*Exercise goal*.
Extract every entry word for word.

*Task material*.
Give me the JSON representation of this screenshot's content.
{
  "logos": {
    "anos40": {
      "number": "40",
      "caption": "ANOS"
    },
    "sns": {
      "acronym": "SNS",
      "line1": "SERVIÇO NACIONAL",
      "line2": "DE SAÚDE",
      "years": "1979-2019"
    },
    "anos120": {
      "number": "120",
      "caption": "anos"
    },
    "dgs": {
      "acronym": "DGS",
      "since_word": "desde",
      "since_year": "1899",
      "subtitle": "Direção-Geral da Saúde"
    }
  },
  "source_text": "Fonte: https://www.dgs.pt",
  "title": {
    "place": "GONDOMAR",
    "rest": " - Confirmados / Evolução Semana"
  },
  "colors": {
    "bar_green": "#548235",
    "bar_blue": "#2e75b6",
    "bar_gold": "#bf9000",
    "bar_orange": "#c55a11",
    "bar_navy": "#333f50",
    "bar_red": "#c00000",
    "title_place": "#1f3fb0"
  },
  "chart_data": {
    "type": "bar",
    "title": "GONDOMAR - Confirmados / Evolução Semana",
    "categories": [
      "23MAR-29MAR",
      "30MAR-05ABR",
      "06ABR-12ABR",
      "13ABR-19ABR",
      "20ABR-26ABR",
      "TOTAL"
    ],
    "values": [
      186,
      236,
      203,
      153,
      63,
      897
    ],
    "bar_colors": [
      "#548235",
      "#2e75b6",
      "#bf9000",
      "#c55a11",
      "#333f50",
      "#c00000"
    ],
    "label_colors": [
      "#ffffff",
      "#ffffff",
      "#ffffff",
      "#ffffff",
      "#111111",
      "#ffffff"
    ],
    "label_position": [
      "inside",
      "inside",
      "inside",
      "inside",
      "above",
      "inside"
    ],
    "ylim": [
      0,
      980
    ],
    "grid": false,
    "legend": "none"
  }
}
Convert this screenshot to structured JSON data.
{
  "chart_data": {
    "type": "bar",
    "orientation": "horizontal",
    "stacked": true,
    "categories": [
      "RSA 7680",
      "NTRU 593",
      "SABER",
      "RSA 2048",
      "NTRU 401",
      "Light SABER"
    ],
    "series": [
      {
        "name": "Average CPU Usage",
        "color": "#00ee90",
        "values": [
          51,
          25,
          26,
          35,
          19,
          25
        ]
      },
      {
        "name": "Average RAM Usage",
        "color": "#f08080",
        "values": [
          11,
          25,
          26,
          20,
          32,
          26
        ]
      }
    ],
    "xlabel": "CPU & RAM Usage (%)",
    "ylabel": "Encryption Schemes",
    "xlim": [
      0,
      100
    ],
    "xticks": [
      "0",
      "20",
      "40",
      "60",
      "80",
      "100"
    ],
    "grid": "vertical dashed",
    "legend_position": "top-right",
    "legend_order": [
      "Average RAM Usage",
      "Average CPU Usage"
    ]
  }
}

*Full response*.
Give me the JSON representation of this screenshot's content.
{
  "logos": {
    "anos40": {
      "number": "40",
      "caption": "ANOS"
    },
    "sns": {
      "acronym": "SNS",
      "line1": "SERVIÇO NACIONAL",
      "line2": "DE SAÚDE",
      "years": "1979-2019"
    },
    "anos120": {
      "number": "120",
      "caption": "anos"
    },
    "dgs": {
      "acronym": "DGS",
      "since_word": "desde",
      "since_year": "1899",
      "subtitle": "Direção-Geral da Saúde"
    }
  },
  "source_text": "Fonte: https://www.dgs.pt",
  "title": {
    "place": "GONDOMAR",
    "rest": " - Confirmados / Evolução Semana"
  },
  "colors": {
    "bar_green": "#548235",
    "bar_blue": "#2e75b6",
    "bar_gold": "#bf9000",
    "bar_orange": "#c55a11",
    "bar_navy": "#333f50",
    "bar_red": "#c00000",
    "title_place": "#1f3fb0"
  },
  "chart_data": {
    "type": "bar",
    "title": "GONDOMAR - Confirmados / Evolução Semana",
    "categories": [
      "23MAR-29MAR",
      "30MAR-05ABR",
      "06ABR-12ABR",
      "13ABR-19ABR",
      "20ABR-26ABR",
      "TOTAL"
    ],
    "values": [
      186,
      236,
      203,
      153,
      63,
      897
    ],
    "bar_colors": [
      "#548235",
      "#2e75b6",
      "#bf9000",
      "#c55a11",
      "#333f50",
      "#c00000"
    ],
    "label_colors": [
      "#ffffff",
      "#ffffff",
      "#ffffff",
      "#ffffff",
      "#111111",
      "#ffffff"
    ],
    "label_position": [
      "inside",
      "inside",
      "inside",
      "inside",
      "above",
      "inside"
    ],
    "ylim": [
      0,
      980
    ],
    "grid": false,
    "legend": "none"
  }
}
Convert this screenshot to structured JSON data.
{
  "chart_data": {
    "type": "bar",
    "orientation": "horizontal",
    "stacked": true,
    "categories": [
      "RSA 7680",
      "NTRU 593",
      "SABER",
      "RSA 2048",
      "NTRU 401",
      "Light SABER"
    ],
    "series": [
      {
        "name": "Average CPU Usage",
        "color": "#00ee90",
        "values": [
          51,
          25,
          26,
          35,
          19,
          25
        ]
      },
      {
        "name": "Average RAM Usage",
        "color": "#f08080",
        "values": [
          11,
          25,
          26,
          20,
          32,
          26
        ]
      }
    ],
    "xlabel": "CPU & RAM Usage (%)",
    "ylabel": "Encryption Schemes",
    "xlim": [
      0,
      100
    ],
    "xticks": [
      "0",
      "20",
      "40",
      "60",
      "80",
      "100"
    ],
    "grid": "vertical dashed",
    "legend_position": "top-right",
    "legend_order": [
      "Average RAM Usage",
      "Average CPU Usage"
    ]
  }
}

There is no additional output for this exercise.